**Data in this exercise**:
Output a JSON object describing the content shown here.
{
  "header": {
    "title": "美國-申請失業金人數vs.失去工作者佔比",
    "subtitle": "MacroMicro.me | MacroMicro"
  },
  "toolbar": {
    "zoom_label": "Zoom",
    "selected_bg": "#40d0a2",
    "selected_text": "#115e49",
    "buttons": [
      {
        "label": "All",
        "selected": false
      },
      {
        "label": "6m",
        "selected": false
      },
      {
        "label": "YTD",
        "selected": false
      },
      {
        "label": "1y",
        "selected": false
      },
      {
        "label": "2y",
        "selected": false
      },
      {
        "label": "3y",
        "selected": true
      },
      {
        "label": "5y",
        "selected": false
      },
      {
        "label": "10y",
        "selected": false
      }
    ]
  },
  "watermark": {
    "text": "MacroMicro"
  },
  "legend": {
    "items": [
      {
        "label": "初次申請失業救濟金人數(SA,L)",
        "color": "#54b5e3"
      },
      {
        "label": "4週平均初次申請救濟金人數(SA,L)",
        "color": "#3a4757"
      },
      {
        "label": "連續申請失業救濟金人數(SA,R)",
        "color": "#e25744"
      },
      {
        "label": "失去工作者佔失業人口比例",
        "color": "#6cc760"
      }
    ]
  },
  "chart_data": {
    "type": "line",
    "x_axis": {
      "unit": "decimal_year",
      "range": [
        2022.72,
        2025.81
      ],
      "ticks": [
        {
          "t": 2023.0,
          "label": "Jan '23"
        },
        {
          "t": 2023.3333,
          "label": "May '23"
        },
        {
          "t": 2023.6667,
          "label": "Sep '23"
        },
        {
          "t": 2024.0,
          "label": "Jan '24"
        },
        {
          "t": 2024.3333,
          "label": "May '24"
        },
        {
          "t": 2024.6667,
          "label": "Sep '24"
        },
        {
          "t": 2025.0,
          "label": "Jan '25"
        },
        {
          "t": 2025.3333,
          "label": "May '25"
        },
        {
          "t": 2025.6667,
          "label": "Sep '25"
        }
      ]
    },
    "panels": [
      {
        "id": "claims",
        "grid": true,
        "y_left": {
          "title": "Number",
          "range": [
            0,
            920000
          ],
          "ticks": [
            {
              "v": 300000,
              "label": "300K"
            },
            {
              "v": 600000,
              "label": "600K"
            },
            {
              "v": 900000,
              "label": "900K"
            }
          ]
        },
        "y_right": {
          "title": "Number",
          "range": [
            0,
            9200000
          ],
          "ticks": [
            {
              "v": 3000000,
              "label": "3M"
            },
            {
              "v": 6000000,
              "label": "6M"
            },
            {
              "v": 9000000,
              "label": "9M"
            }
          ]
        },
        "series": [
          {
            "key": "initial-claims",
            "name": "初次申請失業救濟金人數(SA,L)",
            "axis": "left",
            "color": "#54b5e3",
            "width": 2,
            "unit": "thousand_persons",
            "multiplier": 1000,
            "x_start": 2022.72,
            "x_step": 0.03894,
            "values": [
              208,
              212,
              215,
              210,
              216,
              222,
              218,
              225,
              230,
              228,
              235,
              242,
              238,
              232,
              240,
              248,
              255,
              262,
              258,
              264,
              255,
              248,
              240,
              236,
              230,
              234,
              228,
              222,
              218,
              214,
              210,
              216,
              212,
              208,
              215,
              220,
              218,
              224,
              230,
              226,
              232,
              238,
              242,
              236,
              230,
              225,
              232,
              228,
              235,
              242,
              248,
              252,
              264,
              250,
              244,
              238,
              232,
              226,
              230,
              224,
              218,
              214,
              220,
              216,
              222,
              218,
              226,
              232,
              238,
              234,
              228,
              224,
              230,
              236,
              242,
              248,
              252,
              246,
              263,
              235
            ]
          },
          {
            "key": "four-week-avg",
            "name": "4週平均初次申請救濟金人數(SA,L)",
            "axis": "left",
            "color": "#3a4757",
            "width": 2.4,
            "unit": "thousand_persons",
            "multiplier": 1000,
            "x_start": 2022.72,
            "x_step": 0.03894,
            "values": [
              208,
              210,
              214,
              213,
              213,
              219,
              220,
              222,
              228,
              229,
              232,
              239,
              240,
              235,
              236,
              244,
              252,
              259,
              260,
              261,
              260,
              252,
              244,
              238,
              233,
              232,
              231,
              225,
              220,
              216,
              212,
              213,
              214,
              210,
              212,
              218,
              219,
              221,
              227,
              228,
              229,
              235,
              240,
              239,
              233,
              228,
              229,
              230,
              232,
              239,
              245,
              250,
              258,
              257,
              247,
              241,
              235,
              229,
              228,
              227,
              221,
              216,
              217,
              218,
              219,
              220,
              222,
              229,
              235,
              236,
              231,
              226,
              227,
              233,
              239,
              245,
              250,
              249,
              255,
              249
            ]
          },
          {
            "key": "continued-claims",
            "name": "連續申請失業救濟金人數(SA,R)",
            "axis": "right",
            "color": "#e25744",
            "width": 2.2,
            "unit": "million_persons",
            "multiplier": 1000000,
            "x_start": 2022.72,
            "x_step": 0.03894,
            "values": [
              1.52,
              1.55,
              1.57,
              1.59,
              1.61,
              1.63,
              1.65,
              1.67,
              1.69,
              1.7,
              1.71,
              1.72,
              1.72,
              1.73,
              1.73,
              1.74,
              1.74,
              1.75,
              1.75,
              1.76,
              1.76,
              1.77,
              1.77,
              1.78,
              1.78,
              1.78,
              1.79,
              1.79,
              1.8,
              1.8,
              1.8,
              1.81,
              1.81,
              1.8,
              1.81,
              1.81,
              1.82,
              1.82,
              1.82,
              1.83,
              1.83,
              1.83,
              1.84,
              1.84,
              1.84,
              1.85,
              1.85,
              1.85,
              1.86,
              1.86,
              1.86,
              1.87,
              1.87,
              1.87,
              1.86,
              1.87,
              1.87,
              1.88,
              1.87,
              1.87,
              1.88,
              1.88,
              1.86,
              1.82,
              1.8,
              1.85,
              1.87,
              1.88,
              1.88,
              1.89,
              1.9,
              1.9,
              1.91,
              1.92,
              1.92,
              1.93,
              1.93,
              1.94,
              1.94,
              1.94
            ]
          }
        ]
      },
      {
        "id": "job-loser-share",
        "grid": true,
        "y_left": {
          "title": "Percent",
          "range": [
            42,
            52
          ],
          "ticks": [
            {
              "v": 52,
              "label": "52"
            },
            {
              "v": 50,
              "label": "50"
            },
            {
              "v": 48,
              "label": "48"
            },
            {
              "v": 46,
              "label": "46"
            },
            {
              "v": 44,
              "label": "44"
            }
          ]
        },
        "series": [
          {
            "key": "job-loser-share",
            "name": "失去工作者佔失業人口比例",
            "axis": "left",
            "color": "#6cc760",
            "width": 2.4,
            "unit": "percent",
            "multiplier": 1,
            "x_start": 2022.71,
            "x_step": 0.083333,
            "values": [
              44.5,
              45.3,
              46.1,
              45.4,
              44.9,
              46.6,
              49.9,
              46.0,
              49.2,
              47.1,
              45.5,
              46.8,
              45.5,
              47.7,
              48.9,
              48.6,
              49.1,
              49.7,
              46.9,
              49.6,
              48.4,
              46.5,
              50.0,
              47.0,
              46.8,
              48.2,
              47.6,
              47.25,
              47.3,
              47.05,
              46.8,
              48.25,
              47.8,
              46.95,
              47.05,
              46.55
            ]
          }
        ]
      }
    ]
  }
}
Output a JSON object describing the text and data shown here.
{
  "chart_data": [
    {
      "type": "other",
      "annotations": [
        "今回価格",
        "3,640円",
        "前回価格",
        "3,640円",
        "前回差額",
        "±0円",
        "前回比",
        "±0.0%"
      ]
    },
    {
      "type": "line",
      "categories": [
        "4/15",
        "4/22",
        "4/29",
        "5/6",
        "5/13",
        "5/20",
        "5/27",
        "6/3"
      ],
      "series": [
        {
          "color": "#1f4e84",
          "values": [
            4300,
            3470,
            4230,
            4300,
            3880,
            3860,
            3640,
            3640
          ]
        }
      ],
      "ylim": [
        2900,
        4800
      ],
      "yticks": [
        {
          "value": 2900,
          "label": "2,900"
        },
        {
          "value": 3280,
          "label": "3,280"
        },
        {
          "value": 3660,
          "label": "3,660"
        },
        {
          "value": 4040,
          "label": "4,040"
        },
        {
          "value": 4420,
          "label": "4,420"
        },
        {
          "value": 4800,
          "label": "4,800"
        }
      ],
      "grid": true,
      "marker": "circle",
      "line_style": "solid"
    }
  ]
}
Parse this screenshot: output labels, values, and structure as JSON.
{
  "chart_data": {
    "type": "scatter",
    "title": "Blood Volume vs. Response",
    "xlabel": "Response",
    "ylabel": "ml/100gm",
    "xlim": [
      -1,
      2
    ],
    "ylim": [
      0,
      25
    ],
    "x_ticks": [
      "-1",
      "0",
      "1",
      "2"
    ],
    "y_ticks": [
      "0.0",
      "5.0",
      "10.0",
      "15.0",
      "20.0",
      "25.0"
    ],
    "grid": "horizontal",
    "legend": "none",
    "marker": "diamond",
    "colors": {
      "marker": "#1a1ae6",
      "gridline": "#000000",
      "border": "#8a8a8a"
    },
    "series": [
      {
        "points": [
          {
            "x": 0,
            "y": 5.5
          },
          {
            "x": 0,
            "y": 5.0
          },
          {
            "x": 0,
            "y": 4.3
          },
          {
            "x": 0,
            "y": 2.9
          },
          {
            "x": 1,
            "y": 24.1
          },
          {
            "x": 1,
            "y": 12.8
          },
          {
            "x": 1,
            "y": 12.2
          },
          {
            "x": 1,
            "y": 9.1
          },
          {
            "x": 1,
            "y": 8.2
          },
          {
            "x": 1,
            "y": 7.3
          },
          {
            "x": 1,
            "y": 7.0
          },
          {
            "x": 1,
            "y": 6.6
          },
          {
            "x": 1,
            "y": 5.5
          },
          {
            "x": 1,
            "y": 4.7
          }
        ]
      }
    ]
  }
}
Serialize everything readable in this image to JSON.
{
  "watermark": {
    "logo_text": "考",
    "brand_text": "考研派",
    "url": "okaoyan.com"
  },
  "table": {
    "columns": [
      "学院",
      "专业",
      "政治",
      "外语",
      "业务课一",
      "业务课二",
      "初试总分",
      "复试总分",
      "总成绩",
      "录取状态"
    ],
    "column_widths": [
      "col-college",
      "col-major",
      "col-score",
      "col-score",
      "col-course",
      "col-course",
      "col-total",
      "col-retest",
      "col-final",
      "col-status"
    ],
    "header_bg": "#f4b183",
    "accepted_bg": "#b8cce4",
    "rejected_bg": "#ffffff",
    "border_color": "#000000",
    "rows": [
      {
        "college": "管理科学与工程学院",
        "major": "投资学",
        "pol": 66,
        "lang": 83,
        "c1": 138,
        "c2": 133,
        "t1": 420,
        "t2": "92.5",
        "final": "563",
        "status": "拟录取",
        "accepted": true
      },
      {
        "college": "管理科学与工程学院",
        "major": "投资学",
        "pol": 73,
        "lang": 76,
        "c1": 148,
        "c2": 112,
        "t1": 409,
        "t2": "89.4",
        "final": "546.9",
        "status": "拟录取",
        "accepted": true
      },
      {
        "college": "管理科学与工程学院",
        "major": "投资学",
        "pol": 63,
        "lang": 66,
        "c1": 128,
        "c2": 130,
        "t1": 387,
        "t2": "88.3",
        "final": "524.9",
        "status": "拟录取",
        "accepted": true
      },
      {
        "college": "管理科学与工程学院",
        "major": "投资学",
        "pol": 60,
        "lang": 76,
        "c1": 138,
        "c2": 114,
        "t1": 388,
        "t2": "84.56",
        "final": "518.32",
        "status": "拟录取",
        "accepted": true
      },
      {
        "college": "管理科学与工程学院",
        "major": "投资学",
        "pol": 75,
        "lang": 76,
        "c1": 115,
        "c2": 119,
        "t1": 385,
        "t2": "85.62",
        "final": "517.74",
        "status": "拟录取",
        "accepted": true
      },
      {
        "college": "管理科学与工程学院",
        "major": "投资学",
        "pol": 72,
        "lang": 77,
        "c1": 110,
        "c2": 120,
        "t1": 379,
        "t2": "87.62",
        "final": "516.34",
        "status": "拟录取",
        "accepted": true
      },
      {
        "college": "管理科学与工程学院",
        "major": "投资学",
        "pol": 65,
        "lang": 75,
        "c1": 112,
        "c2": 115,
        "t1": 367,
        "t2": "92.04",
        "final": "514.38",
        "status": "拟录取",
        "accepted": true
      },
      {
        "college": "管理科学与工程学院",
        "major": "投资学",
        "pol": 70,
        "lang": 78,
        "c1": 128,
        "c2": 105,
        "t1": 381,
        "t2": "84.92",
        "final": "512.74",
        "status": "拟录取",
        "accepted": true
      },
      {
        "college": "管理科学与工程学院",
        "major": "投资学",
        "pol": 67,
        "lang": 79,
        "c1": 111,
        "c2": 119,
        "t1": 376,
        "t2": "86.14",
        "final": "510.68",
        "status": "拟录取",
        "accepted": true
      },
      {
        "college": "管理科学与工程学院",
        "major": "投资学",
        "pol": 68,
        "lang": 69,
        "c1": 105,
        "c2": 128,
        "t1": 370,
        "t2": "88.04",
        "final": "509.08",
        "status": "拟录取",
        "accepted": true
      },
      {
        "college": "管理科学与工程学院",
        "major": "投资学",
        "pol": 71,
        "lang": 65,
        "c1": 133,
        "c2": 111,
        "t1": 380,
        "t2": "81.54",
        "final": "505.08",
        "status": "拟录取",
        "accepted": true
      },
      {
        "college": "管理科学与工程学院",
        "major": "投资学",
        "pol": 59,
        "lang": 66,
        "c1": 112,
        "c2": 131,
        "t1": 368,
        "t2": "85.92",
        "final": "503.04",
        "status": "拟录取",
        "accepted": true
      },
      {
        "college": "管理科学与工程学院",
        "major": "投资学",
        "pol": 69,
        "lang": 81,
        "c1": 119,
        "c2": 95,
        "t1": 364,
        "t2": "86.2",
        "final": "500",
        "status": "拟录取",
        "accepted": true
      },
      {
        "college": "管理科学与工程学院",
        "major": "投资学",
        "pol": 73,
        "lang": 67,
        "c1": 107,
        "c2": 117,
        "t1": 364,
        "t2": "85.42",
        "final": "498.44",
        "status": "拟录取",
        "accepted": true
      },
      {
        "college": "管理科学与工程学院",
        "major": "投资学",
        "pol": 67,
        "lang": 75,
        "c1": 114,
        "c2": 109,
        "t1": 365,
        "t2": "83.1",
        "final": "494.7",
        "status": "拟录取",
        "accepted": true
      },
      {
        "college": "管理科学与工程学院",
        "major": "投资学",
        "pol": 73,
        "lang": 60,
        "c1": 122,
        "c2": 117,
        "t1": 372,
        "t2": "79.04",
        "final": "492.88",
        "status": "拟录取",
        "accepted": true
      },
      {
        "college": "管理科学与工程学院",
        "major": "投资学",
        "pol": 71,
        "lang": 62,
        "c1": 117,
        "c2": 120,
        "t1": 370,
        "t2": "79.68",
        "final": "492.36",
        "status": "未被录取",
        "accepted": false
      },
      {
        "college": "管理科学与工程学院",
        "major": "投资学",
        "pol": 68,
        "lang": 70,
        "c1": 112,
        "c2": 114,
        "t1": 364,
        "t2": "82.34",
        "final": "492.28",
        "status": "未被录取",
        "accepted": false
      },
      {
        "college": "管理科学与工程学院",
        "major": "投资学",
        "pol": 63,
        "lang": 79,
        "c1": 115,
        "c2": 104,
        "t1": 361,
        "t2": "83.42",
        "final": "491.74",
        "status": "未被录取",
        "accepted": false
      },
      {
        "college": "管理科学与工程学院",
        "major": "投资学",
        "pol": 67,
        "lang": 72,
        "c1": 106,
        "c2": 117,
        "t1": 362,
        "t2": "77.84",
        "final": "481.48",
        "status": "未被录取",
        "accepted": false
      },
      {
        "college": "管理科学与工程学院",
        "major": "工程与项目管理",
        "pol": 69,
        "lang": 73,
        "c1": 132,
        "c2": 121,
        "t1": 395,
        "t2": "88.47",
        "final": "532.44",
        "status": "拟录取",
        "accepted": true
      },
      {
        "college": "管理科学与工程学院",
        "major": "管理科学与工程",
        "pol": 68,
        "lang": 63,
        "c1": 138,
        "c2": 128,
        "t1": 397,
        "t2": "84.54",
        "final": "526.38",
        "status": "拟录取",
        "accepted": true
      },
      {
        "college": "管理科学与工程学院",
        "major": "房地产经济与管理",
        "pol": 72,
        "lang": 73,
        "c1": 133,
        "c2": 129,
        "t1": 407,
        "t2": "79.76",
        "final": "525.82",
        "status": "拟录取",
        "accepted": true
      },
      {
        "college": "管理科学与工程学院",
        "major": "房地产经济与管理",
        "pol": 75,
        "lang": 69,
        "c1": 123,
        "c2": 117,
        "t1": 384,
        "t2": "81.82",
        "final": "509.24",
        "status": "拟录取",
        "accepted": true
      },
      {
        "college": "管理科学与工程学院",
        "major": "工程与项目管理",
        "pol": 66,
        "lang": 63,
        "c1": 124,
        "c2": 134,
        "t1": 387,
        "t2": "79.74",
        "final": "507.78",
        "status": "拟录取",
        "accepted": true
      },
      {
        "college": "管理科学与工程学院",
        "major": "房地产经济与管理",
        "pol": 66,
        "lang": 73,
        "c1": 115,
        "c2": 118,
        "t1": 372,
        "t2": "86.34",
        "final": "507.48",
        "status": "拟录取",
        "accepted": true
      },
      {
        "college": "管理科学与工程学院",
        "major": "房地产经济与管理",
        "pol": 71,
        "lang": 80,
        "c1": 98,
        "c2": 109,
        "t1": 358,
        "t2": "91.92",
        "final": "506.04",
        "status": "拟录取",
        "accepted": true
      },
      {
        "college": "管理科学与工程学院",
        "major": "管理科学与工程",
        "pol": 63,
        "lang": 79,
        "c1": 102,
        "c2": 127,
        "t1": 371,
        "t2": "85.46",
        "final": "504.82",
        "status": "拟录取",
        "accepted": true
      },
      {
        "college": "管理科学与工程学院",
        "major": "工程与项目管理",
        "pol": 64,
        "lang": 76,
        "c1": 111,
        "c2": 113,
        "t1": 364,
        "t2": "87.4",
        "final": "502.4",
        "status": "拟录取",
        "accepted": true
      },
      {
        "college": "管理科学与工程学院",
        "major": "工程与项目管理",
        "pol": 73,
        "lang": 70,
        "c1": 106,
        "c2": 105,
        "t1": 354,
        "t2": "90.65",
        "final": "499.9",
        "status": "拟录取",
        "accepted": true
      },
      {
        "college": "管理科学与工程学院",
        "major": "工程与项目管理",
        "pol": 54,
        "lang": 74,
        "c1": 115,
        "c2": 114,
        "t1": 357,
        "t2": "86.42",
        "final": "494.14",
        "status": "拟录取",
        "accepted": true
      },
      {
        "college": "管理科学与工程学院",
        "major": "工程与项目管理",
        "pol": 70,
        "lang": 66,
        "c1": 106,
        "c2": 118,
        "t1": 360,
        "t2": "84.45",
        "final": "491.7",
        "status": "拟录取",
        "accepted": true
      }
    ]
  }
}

**Your goal**:
Identify and copy lines that hold the string "type".

**Task solution**:
    "type": "line",
      "type": "other",
      "type": "line",
    "type": "scatter",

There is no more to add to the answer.